### TO DO
Count the lines below that contain "Unread". Give only the number.

### DATASET EXTRACT
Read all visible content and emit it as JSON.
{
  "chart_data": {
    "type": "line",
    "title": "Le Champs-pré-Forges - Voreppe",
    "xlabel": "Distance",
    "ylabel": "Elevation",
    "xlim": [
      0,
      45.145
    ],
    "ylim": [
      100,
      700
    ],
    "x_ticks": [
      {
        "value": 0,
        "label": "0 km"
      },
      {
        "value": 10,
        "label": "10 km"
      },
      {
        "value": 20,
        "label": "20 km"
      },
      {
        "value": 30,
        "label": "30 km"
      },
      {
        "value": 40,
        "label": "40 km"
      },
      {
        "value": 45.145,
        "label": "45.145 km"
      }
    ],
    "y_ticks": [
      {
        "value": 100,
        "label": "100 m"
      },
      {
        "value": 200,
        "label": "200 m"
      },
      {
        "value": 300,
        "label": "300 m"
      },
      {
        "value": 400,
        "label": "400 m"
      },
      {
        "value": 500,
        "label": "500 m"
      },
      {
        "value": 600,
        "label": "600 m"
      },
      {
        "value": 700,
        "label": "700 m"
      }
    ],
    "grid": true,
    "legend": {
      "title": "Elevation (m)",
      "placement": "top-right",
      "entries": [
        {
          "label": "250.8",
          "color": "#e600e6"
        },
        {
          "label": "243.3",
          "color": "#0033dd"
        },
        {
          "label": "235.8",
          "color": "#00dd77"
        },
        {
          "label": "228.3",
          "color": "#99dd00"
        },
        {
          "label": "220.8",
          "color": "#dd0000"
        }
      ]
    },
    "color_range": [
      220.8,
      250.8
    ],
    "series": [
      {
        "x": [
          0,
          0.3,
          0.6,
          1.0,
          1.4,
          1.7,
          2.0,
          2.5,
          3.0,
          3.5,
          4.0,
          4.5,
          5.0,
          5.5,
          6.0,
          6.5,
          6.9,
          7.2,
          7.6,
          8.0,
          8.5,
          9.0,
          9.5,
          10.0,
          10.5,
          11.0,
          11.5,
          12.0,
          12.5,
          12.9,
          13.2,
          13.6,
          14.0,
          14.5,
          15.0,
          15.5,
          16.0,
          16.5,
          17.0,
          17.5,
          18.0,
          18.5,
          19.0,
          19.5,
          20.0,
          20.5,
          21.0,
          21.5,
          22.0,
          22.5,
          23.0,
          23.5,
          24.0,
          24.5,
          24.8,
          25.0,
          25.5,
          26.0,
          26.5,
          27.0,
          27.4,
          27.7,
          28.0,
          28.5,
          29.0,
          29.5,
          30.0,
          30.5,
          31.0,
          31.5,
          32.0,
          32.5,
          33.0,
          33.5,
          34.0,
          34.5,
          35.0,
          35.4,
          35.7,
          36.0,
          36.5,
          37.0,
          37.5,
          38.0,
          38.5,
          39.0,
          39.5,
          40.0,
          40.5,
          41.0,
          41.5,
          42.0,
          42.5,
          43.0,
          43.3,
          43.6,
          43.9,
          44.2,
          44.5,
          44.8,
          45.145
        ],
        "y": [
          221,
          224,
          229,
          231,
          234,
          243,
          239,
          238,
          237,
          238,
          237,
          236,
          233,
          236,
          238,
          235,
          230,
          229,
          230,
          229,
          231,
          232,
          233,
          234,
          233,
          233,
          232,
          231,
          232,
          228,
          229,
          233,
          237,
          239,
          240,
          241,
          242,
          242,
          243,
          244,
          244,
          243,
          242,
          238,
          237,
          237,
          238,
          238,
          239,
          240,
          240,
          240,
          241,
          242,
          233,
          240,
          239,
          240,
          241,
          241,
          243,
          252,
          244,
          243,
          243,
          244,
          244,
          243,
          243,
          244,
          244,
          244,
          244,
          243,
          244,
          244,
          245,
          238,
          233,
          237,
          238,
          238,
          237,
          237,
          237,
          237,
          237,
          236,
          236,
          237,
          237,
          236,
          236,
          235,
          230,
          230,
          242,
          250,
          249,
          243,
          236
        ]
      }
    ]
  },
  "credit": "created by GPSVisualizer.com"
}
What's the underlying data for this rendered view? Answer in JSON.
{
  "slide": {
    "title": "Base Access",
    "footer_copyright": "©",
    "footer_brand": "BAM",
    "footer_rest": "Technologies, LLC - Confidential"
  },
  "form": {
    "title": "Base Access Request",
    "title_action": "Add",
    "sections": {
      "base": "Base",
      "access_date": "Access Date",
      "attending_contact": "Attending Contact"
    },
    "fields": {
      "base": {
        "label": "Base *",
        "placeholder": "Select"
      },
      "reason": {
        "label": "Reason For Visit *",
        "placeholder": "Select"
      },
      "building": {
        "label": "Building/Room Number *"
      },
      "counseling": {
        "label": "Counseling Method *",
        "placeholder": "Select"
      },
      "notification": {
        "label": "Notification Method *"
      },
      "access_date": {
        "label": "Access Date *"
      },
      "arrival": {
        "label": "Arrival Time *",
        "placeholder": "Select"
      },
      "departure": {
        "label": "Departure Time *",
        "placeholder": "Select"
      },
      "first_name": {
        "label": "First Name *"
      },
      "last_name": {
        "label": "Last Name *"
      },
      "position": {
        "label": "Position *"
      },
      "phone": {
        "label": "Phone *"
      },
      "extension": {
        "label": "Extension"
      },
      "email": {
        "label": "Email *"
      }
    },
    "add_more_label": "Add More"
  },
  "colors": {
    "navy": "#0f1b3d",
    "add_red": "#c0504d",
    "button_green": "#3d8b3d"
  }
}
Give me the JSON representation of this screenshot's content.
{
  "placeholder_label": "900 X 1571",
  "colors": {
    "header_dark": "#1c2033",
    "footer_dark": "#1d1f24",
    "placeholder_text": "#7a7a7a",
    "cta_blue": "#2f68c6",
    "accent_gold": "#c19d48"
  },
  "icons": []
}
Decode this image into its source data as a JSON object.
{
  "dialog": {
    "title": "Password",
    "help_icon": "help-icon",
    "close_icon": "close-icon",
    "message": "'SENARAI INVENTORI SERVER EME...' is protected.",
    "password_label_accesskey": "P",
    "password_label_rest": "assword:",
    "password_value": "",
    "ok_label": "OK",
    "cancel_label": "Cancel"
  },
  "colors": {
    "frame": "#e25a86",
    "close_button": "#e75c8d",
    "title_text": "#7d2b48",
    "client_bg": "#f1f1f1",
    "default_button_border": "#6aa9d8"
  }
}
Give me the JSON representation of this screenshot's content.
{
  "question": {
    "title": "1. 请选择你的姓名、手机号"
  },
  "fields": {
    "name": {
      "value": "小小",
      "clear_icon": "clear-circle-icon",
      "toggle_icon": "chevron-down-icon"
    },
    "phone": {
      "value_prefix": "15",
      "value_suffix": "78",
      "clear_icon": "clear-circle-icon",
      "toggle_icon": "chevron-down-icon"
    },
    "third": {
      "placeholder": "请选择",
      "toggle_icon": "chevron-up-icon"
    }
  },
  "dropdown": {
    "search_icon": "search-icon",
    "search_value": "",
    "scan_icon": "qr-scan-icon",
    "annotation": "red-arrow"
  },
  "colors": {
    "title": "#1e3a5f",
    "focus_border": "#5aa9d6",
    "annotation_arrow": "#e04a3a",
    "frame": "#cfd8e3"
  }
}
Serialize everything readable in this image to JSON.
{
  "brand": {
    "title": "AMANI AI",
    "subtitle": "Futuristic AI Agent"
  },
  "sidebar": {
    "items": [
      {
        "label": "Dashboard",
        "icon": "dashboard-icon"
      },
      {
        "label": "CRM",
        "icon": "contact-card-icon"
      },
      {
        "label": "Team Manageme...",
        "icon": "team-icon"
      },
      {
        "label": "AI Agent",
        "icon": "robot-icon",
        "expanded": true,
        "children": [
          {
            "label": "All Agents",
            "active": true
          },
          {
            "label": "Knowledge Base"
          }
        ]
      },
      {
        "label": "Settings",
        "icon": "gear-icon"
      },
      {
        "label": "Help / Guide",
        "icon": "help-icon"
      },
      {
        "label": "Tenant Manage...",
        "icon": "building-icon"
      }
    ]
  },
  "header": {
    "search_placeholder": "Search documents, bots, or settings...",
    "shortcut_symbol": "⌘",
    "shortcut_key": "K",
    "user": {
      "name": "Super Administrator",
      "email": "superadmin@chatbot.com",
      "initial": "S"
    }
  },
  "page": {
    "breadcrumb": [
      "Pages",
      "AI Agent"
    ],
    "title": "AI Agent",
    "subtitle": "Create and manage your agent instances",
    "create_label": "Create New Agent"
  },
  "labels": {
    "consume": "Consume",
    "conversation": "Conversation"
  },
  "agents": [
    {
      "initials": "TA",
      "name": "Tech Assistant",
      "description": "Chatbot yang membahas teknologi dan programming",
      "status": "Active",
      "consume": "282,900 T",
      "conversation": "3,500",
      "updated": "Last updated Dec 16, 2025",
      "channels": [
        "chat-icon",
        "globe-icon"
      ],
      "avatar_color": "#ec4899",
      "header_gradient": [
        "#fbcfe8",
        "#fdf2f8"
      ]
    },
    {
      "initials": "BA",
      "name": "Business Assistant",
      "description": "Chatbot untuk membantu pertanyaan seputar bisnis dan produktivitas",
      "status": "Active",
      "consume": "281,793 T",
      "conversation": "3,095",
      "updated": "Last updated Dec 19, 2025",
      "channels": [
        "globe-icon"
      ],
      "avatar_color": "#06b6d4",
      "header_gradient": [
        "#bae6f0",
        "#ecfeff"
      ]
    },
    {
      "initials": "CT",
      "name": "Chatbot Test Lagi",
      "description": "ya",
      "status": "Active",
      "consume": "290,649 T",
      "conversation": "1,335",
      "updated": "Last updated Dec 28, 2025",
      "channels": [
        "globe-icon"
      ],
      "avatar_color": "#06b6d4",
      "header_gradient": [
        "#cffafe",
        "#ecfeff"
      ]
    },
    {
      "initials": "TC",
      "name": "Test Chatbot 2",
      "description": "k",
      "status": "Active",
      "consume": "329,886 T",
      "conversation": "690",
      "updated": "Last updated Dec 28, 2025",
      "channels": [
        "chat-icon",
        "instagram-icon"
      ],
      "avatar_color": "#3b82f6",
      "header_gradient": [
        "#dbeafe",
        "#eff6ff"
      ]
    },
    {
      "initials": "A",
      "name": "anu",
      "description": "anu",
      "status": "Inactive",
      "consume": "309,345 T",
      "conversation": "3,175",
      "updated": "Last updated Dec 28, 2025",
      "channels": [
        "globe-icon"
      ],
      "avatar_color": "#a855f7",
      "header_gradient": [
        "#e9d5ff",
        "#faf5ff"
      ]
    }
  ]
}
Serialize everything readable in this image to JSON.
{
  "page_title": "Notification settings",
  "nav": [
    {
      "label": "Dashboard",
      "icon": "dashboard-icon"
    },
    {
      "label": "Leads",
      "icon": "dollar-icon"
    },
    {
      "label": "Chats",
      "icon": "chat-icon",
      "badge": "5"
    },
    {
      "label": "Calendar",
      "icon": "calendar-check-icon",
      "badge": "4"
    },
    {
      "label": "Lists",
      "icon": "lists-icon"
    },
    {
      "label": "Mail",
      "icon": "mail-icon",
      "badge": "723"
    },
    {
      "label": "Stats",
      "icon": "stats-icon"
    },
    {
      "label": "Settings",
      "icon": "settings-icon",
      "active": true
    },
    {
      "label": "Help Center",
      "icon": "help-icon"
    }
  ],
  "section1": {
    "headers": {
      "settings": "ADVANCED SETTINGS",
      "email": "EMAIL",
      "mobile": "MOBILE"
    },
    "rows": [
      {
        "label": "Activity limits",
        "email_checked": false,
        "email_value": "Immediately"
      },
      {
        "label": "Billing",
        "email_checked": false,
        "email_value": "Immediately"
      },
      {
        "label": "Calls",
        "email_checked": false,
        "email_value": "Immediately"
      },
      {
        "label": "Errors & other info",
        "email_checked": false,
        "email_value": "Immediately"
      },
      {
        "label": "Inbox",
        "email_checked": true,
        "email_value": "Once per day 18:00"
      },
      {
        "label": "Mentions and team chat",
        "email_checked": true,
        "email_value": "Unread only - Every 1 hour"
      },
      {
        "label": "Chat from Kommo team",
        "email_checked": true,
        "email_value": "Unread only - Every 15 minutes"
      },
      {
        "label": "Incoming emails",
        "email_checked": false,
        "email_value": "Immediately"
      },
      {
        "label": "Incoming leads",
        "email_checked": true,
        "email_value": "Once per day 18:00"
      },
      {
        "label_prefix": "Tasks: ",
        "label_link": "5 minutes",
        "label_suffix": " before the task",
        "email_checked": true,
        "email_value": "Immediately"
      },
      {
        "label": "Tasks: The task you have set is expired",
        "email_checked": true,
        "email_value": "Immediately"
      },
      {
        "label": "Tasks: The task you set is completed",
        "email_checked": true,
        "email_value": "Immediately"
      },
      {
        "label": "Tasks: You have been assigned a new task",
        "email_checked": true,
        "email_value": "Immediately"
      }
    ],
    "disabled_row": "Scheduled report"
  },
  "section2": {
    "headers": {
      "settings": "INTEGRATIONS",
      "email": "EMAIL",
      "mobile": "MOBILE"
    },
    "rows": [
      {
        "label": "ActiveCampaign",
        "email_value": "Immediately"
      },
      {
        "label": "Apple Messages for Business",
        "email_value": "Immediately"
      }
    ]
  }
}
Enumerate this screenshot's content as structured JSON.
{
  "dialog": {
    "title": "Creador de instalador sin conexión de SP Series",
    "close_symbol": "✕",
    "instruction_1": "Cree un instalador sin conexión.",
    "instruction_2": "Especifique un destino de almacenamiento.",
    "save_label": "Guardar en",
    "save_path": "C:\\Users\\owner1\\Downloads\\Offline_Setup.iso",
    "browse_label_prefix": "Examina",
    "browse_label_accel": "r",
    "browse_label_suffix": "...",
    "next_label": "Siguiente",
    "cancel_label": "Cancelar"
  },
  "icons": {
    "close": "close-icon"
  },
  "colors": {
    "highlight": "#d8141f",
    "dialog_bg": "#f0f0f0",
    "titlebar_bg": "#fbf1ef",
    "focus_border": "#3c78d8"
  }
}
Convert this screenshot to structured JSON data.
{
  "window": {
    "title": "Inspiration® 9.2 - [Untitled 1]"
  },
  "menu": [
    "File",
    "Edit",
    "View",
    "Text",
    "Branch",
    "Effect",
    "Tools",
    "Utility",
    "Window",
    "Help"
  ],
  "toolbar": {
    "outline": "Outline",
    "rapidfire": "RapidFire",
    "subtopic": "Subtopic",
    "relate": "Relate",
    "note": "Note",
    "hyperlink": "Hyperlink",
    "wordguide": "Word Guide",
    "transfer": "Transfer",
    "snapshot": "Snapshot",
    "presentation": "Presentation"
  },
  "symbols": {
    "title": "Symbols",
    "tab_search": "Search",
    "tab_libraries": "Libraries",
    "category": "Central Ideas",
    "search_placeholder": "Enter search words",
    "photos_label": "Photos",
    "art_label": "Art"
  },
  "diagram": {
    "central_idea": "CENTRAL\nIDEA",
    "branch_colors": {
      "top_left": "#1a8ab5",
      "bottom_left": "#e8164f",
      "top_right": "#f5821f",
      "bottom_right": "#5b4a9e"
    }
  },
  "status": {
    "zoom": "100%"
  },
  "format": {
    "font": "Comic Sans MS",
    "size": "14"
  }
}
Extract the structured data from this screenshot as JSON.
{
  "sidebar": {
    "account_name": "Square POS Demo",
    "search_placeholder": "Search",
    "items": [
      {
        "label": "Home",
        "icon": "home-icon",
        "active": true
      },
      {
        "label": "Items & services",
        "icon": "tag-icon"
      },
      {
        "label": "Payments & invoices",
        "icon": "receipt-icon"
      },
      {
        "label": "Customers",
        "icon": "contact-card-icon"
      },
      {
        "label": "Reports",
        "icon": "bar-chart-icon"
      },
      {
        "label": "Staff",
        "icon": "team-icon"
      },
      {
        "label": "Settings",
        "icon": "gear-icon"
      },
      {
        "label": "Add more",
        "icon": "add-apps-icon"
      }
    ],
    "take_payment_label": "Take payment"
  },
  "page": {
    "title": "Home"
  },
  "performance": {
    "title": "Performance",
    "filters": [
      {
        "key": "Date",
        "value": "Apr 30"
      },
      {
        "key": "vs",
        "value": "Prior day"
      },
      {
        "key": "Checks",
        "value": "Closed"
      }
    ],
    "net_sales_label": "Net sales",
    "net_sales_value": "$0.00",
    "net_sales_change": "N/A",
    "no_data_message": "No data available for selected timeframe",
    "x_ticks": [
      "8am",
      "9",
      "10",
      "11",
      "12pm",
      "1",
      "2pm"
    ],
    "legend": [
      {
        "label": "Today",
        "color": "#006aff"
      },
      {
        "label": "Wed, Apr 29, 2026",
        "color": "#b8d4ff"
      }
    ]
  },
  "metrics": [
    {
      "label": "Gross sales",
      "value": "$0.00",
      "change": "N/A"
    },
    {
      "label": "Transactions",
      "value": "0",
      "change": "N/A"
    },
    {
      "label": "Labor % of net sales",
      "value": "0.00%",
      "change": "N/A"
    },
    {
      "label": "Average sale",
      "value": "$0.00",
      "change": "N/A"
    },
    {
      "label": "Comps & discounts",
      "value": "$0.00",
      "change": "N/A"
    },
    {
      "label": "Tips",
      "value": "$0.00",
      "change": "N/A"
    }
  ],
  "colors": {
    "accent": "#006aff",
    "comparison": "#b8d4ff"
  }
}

### FINISHED ANSWER
2